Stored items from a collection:
--- START ---
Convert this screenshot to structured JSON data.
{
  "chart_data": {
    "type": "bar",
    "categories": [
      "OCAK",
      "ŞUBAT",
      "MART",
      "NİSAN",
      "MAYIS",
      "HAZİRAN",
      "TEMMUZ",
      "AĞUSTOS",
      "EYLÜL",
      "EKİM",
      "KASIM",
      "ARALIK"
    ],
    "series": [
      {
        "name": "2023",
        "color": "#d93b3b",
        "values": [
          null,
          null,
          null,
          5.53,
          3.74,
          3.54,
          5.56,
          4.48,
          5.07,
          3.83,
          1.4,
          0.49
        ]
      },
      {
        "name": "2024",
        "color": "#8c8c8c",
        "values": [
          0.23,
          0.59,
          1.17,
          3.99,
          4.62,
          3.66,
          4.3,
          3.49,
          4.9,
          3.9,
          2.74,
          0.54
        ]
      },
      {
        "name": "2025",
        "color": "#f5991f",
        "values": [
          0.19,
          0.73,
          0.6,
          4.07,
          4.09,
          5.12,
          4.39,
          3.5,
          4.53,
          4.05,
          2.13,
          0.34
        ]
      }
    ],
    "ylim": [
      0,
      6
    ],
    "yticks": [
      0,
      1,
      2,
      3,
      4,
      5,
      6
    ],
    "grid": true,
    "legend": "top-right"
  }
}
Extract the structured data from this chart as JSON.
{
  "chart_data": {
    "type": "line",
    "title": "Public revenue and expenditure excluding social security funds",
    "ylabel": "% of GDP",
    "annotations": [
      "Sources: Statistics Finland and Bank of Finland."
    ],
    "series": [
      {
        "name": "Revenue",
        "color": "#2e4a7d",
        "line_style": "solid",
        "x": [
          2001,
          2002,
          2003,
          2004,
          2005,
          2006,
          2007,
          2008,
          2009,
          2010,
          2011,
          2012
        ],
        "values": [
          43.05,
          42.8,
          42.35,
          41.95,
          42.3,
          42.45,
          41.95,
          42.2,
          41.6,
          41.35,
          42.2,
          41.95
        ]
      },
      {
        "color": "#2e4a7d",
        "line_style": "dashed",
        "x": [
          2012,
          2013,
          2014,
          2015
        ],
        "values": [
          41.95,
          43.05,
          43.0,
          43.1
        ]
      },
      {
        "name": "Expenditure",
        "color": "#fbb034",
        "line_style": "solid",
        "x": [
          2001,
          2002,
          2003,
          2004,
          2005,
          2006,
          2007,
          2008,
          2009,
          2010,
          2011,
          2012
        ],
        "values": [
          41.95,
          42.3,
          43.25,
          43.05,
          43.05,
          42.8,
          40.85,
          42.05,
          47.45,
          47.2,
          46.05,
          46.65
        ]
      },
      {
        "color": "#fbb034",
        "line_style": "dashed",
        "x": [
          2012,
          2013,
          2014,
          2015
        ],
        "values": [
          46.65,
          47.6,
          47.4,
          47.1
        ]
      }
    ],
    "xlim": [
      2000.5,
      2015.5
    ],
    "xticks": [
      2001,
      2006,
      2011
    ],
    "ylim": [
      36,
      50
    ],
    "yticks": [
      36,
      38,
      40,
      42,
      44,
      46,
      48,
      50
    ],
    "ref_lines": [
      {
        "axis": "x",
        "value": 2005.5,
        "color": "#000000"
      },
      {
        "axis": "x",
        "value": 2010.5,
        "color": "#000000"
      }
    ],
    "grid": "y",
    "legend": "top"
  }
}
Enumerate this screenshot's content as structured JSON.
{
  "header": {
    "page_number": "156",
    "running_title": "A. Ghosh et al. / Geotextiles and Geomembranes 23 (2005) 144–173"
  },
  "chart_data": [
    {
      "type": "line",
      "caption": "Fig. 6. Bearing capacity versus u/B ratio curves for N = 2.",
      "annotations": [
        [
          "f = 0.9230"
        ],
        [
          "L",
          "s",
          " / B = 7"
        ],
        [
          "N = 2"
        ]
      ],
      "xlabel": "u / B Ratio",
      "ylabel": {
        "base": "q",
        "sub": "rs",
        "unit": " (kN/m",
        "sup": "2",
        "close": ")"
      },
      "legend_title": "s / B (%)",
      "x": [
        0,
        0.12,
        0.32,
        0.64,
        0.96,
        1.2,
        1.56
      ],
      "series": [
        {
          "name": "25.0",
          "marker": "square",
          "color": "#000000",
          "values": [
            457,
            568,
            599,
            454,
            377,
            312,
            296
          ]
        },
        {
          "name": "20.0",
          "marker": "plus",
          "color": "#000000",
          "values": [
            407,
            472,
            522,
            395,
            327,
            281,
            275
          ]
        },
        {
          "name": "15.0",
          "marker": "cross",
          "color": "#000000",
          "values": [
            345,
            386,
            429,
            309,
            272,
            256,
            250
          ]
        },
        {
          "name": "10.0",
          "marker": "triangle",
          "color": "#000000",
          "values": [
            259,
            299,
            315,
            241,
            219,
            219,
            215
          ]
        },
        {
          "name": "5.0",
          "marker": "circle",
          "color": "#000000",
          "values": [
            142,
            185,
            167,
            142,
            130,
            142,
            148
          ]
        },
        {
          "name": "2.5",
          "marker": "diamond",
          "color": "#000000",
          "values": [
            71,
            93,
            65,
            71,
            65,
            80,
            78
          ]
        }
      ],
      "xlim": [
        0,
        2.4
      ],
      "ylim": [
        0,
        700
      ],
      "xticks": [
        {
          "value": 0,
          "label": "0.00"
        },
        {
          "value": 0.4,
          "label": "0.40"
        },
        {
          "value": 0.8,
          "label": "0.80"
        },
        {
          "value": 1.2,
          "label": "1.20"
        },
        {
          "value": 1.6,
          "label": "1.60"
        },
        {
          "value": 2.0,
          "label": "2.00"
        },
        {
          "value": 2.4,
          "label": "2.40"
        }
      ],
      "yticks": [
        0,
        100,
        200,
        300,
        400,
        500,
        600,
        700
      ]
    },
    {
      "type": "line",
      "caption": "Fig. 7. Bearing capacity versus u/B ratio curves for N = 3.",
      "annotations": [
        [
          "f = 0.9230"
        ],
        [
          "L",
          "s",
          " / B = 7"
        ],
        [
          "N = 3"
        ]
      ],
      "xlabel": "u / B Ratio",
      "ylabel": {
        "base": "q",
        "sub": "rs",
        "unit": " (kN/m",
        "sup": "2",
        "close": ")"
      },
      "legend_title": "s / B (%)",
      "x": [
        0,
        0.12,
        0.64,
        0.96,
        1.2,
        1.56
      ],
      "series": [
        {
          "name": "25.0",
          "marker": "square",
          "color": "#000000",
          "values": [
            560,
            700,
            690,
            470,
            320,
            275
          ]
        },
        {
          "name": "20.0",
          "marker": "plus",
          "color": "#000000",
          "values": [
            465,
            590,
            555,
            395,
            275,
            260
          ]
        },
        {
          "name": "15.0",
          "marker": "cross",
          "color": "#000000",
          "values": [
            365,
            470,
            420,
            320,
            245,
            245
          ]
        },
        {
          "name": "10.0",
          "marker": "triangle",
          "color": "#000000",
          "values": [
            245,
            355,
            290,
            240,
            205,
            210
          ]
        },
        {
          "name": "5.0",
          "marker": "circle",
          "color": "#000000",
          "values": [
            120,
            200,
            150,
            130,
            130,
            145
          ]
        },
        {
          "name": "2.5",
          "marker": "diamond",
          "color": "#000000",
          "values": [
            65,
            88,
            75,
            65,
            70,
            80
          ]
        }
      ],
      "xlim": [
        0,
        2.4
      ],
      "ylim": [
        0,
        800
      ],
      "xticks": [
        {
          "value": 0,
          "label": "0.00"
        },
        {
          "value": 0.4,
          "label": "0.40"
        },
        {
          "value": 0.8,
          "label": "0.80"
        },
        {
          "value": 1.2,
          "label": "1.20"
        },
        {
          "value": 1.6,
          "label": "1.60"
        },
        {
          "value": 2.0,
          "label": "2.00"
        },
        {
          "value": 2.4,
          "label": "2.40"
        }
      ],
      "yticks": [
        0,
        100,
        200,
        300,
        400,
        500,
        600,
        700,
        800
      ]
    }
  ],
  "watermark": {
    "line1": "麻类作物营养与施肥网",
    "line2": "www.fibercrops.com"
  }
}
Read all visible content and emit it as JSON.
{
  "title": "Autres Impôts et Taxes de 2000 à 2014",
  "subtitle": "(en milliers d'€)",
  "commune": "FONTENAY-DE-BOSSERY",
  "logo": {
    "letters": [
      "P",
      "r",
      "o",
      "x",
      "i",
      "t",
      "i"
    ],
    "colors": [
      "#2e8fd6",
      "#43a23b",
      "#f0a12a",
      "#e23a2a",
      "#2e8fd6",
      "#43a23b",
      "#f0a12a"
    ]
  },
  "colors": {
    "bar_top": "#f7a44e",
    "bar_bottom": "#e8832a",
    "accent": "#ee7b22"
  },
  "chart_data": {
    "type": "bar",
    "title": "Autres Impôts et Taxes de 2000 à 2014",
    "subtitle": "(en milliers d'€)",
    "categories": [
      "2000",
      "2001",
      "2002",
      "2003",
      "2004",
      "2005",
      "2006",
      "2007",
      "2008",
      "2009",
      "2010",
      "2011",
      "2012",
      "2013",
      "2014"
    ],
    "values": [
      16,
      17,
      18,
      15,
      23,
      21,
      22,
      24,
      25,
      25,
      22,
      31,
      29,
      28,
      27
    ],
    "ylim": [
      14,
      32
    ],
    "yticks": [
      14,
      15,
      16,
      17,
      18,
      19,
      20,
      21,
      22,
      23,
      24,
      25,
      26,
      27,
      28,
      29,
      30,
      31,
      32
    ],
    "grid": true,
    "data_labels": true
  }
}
--- END ---
WHAT TO PRODUCE —
List the lines of the entries that include "subtitle".

FINAL RESULT —
  "subtitle": "(en milliers d'€)",
    "subtitle": "(en milliers d'€)",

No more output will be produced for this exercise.